# PASSAGE start
So now that I have made you feel guilty enough for reading this you sadistic fiends, let's get down to it. We're at Team Malarkey (Favorites) after the very surprising fire-extinguishment of Fairplay. Everybody is relieved that he wasn't trying to scam them, except for Jonathan who wanted Fairplay to be a part of his plan. Now back at Team Airheads and let's see how the fans are getting along. Not too well apparently. In sharp contrast to team Malarkey, the fans still do not have shelter, or water, or fire, or anything really. So the boys try to start a fire. Try and fail. Repeatedly. I realize this probably isn't as easy as it looks, but if you were a real fan....wouldn't you know how to start a fire with flint? Or your glasses, a la Ninja Monk (Yau Man). Now people start complaining, cause they're hungry and tired and a bunch of whiners. Crazy Lady is still not making any friends by complaining about not having a shelter, the boys yell at her, she and Tracy decide to clear out a cave to live in but Jason (nude model, gymnastics coach) tells them to bugger off, this is his cave. And Crazy Lady acts even more crazy by crying about nasty Jason's comments, instead of yelling at him to stop acting like a three year old. Apparently, she is being reminded of her traumatic high school experience with these events and can't handle confrontations. Oh dear....So, Boob the Builder (Tracy), Weird Science (Chet) and Crazy Lady (Kathy) decide to build their own shelter. Which ends up looking awesome and whaddya know....now everybody likes them again. HAHAHAHAHAHAHA. So high school. Hey nerd, I'll let you sit near me if I can cheat off your homework. HAHAHAHAHAHAHA.
So back at Camp Malarkey, the Favorites are feasting thanks to Ozzy/Captain Ahab pulling every kind of edible fish imaginable out of the sea with his bare hands. Ozzy admits that he has a crush on Blurry Butt Amanda, thanks for the newsflash Oz. But he does seem to have his head about him when he admits that he doesn't want people to know because that would put a target on his back. Ok, ok....thinking with the right head, that's good. Cutey Pie and Havarti are not being nearly so discreet....but whatever.....Beautiful People get away with everything don't they? Back with the Airheads, and someone has managed to create fire. Excellent. Now they have water, and some kind of sea monster clam shell thing to eat and now magically, everybody is happy. Imagine that. Now Mikey B and Mary Bolton (like the singer) are flirting with each other. What is up with a tattoo of a ticket stub on your back, you moron. A ticket stub? <shaking my head> I wanted to slap that guy right in the head. So Firefighter Joel is immediately suspicious of the flirting....because he is exceedingly paranoid. How long have they been there...like three minutes? And already Joel is seeing conspiracies everywhere he turns. I don't think that's a great sign for him....but what do I know.
# PASSAGE end
# GIVEN MATERIAL start
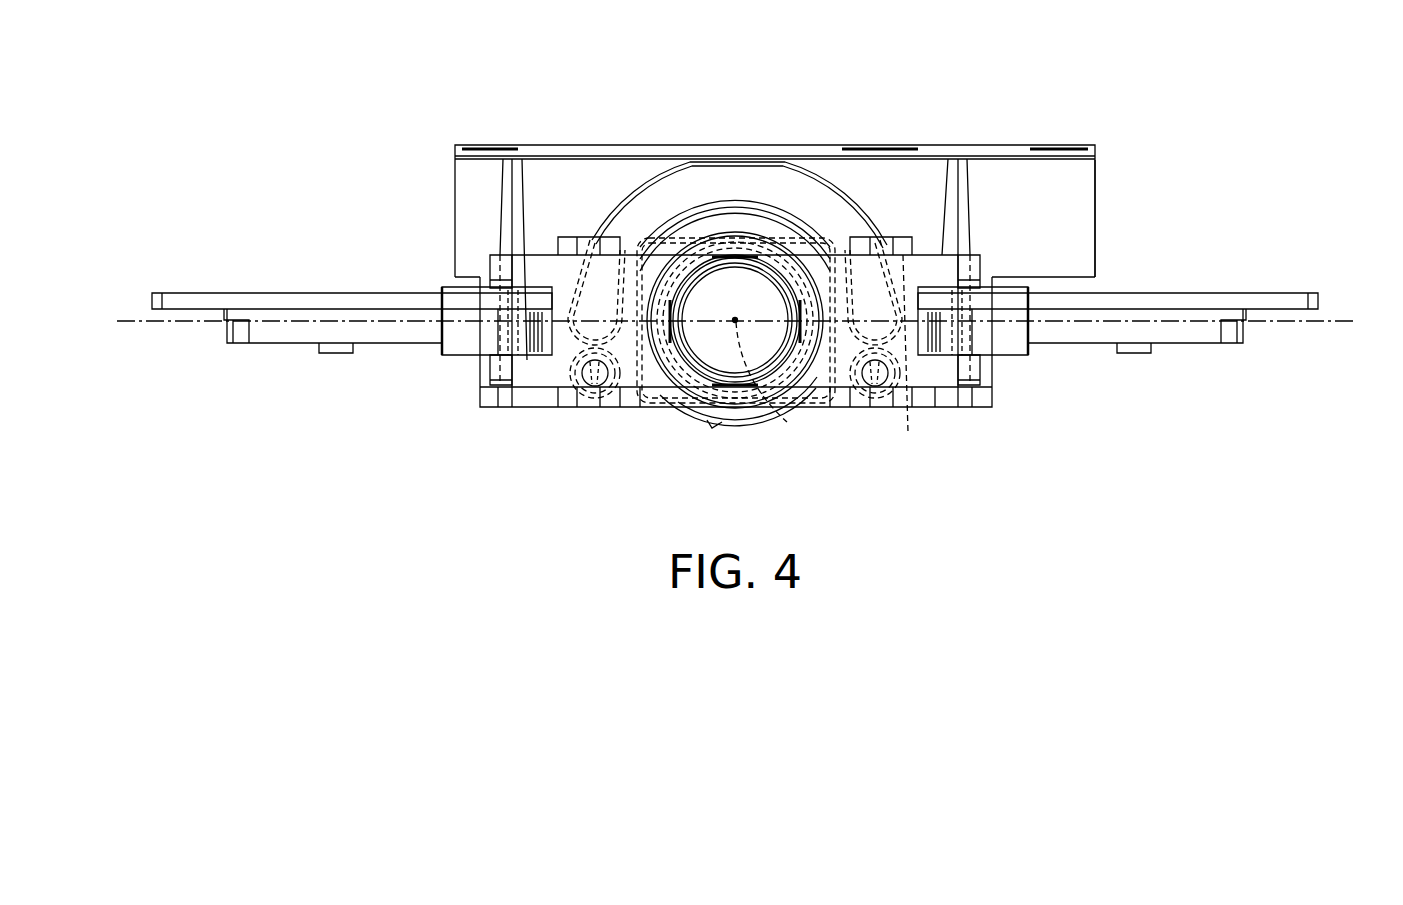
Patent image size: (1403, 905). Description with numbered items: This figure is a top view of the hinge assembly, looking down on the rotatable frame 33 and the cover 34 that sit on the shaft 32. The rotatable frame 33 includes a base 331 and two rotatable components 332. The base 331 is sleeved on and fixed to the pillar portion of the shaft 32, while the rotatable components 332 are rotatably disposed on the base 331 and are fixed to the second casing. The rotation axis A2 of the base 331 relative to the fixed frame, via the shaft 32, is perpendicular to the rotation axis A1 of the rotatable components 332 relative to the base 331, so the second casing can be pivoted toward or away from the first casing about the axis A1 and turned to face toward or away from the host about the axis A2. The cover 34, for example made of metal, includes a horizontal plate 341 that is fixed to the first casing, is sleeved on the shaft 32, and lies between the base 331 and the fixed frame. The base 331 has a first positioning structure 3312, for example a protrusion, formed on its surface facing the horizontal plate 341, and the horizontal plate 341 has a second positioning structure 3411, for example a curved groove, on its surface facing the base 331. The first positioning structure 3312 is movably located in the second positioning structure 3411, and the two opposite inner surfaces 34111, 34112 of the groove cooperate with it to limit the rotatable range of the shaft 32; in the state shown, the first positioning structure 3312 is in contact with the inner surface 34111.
# GIVEN MATERIAL end
### WHAT IS ASKED
a: In the recap, what do Tracy, Chet and Kathy decide to do after Jason claims the cave?
b: Do the following statements agree with the recap? Answer yes or no for each, quoting the words that decide it.
(i) Jonathan was relieved that Fairplay wasn't trying to scam the team.
(ii) Ozzy does not want people to know about his crush on Amanda.
(iii) Joel is suspicious of the flirting between Mikey B and Mary.

### LIST OF SOLUTIONS
a: They build their own shelter.

b:
(i) No: "Everybody is relieved that he wasn't trying to scam them, except for Jonathan who wanted Fairplay to be a part of his plan."
(ii) Yes: "he doesn't want people to know because that would put a target on his back"
(iii) Yes: "So Firefighter Joel is immediately suspicious of the flirting"